## Work instructions
Write out the whole listing exactly as it stands.

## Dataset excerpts
──────────────────────────────
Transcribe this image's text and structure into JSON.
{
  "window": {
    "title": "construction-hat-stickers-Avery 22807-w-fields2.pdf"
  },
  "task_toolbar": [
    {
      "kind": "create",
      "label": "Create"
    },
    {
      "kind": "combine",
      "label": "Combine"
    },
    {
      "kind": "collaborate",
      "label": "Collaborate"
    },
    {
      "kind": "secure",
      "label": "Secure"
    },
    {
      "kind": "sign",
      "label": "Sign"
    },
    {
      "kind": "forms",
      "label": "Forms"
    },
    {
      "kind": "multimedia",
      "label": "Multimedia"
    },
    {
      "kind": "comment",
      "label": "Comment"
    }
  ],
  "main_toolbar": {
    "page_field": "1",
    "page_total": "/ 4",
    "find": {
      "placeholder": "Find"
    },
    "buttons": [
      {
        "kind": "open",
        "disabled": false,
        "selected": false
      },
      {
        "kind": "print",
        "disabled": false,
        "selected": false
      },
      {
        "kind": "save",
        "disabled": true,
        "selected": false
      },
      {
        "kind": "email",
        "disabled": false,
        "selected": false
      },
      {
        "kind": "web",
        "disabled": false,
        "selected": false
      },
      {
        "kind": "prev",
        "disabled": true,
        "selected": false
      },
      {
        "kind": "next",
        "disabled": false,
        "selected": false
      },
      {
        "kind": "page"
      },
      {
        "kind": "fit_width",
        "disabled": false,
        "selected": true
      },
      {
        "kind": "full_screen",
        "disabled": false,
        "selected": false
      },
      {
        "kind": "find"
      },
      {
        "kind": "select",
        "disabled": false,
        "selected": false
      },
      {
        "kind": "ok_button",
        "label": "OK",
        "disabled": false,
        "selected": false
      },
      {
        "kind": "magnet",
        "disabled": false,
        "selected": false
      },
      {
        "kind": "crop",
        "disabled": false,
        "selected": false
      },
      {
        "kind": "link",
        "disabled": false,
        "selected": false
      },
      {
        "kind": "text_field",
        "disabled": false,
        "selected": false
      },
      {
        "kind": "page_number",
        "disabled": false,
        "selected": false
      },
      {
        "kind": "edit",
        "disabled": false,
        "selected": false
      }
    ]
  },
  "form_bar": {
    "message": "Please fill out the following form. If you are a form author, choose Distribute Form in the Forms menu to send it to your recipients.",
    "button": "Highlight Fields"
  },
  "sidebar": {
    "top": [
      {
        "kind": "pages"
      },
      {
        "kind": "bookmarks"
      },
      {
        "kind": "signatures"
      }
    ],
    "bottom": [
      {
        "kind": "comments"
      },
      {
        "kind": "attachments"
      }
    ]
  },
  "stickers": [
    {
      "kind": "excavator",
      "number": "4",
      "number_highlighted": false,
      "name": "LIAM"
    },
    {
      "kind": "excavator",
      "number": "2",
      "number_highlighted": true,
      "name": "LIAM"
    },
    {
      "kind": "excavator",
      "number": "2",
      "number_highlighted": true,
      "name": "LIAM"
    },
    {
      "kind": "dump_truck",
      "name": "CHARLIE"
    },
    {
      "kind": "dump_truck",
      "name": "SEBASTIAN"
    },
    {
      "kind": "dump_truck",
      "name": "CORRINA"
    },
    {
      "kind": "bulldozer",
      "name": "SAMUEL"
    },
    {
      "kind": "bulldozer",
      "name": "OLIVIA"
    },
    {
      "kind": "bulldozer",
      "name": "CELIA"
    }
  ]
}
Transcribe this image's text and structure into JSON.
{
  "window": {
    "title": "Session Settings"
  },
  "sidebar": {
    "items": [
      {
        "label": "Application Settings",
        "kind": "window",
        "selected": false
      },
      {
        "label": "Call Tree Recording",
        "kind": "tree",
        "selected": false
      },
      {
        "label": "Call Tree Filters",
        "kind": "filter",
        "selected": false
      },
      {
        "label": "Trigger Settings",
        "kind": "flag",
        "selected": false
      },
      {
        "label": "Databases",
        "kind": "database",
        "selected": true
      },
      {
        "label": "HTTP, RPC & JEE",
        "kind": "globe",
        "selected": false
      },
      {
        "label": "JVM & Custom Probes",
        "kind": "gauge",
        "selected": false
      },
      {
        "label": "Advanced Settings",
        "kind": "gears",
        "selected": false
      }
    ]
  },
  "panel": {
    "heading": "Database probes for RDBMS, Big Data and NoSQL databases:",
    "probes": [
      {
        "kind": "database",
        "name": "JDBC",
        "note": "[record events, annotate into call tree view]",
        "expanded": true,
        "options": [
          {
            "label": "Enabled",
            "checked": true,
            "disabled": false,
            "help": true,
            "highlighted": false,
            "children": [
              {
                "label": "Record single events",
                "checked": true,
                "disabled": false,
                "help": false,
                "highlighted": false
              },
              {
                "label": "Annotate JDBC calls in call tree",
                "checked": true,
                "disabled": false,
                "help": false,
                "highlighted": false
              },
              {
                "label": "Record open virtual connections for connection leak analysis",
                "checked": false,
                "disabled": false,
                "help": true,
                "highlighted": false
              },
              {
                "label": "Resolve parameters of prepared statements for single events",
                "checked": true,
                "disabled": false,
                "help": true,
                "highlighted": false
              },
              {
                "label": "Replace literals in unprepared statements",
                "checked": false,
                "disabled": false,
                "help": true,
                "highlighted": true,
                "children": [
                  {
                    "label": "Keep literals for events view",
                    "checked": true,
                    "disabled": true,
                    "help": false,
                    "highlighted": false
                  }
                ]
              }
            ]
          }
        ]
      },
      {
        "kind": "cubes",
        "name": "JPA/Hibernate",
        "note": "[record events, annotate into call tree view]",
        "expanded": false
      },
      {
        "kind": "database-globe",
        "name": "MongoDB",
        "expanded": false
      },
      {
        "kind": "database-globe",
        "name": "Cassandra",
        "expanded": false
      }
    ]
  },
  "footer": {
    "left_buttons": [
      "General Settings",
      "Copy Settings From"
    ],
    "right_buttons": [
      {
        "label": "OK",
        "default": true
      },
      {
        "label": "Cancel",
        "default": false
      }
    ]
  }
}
──────────────────────────────
## Solution for this task
Transcribe this image's text and structure into JSON.
{
  "window": {
    "title": "construction-hat-stickers-Avery 22807-w-fields2.pdf"
  },
  "task_toolbar": [
    {
      "kind": "create",
      "label": "Create"
    },
    {
      "kind": "combine",
      "label": "Combine"
    },
    {
      "kind": "collaborate",
      "label": "Collaborate"
    },
    {
      "kind": "secure",
      "label": "Secure"
    },
    {
      "kind": "sign",
      "label": "Sign"
    },
    {
      "kind": "forms",
      "label": "Forms"
    },
    {
      "kind": "multimedia",
      "label": "Multimedia"
    },
    {
      "kind": "comment",
      "label": "Comment"
    }
  ],
  "main_toolbar": {
    "page_field": "1",
    "page_total": "/ 4",
    "find": {
      "placeholder": "Find"
    },
    "buttons": [
      {
        "kind": "open",
        "disabled": false,
        "selected": false
      },
      {
        "kind": "print",
        "disabled": false,
        "selected": false
      },
      {
        "kind": "save",
        "disabled": true,
        "selected": false
      },
      {
        "kind": "email",
        "disabled": false,
        "selected": false
      },
      {
        "kind": "web",
        "disabled": false,
        "selected": false
      },
      {
        "kind": "prev",
        "disabled": true,
        "selected": false
      },
      {
        "kind": "next",
        "disabled": false,
        "selected": false
      },
      {
        "kind": "page"
      },
      {
        "kind": "fit_width",
        "disabled": false,
        "selected": true
      },
      {
        "kind": "full_screen",
        "disabled": false,
        "selected": false
      },
      {
        "kind": "find"
      },
      {
        "kind": "select",
        "disabled": false,
        "selected": false
      },
      {
        "kind": "ok_button",
        "label": "OK",
        "disabled": false,
        "selected": false
      },
      {
        "kind": "magnet",
        "disabled": false,
        "selected": false
      },
      {
        "kind": "crop",
        "disabled": false,
        "selected": false
      },
      {
        "kind": "link",
        "disabled": false,
        "selected": false
      },
      {
        "kind": "text_field",
        "disabled": false,
        "selected": false
      },
      {
        "kind": "page_number",
        "disabled": false,
        "selected": false
      },
      {
        "kind": "edit",
        "disabled": false,
        "selected": false
      }
    ]
  },
  "form_bar": {
    "message": "Please fill out the following form. If you are a form author, choose Distribute Form in the Forms menu to send it to your recipients.",
    "button": "Highlight Fields"
  },
  "sidebar": {
    "top": [
      {
        "kind": "pages"
      },
      {
        "kind": "bookmarks"
      },
      {
        "kind": "signatures"
      }
    ],
    "bottom": [
      {
        "kind": "comments"
      },
      {
        "kind": "attachments"
      }
    ]
  },
  "stickers": [
    {
      "kind": "excavator",
      "number": "4",
      "number_highlighted": false,
      "name": "LIAM"
    },
    {
      "kind": "excavator",
      "number": "2",
      "number_highlighted": true,
      "name": "LIAM"
    },
    {
      "kind": "excavator",
      "number": "2",
      "number_highlighted": true,
      "name": "LIAM"
    },
    {
      "kind": "dump_truck",
      "name": "CHARLIE"
    },
    {
      "kind": "dump_truck",
      "name": "SEBASTIAN"
    },
    {
      "kind": "dump_truck",
      "name": "CORRINA"
    },
    {
      "kind": "bulldozer",
      "name": "SAMUEL"
    },
    {
      "kind": "bulldozer",
      "name": "OLIVIA"
    },
    {
      "kind": "bulldozer",
      "name": "CELIA"
    }
  ]
}
Transcribe this image's text and structure into JSON.
{
  "window": {
    "title": "Session Settings"
  },
  "sidebar": {
    "items": [
      {
        "label": "Application Settings",
        "kind": "window",
        "selected": false
      },
      {
        "label": "Call Tree Recording",
        "kind": "tree",
        "selected": false
      },
      {
        "label": "Call Tree Filters",
        "kind": "filter",
        "selected": false
      },
      {
        "label": "Trigger Settings",
        "kind": "flag",
        "selected": false
      },
      {
        "label": "Databases",
        "kind": "database",
        "selected": true
      },
      {
        "label": "HTTP, RPC & JEE",
        "kind": "globe",
        "selected": false
      },
      {
        "label": "JVM & Custom Probes",
        "kind": "gauge",
        "selected": false
      },
      {
        "label": "Advanced Settings",
        "kind": "gears",
        "selected": false
      }
    ]
  },
  "panel": {
    "heading": "Database probes for RDBMS, Big Data and NoSQL databases:",
    "probes": [
      {
        "kind": "database",
        "name": "JDBC",
        "note": "[record events, annotate into call tree view]",
        "expanded": true,
        "options": [
          {
            "label": "Enabled",
            "checked": true,
            "disabled": false,
            "help": true,
            "highlighted": false,
            "children": [
              {
                "label": "Record single events",
                "checked": true,
                "disabled": false,
                "help": false,
                "highlighted": false
              },
              {
                "label": "Annotate JDBC calls in call tree",
                "checked": true,
                "disabled": false,
                "help": false,
                "highlighted": false
              },
              {
                "label": "Record open virtual connections for connection leak analysis",
                "checked": false,
                "disabled": false,
                "help": true,
                "highlighted": false
              },
              {
                "label": "Resolve parameters of prepared statements for single events",
                "checked": true,
                "disabled": false,
                "help": true,
                "highlighted": false
              },
              {
                "label": "Replace literals in unprepared statements",
                "checked": false,
                "disabled": false,
                "help": true,
                "highlighted": true,
                "children": [
                  {
                    "label": "Keep literals for events view",
                    "checked": true,
                    "disabled": true,
                    "help": false,
                    "highlighted": false
                  }
                ]
              }
            ]
          }
        ]
      },
      {
        "kind": "cubes",
        "name": "JPA/Hibernate",
        "note": "[record events, annotate into call tree view]",
        "expanded": false
      },
      {
        "kind": "database-globe",
        "name": "MongoDB",
        "expanded": false
      },
      {
        "kind": "database-globe",
        "name": "Cassandra",
        "expanded": false
      }
    ]
  },
  "footer": {
    "left_buttons": [
      "General Settings",
      "Copy Settings From"
    ],
    "right_buttons": [
      {
        "label": "OK",
        "default": true
      },
      {
        "label": "Cancel",
        "default": false
      }
    ]
  }
}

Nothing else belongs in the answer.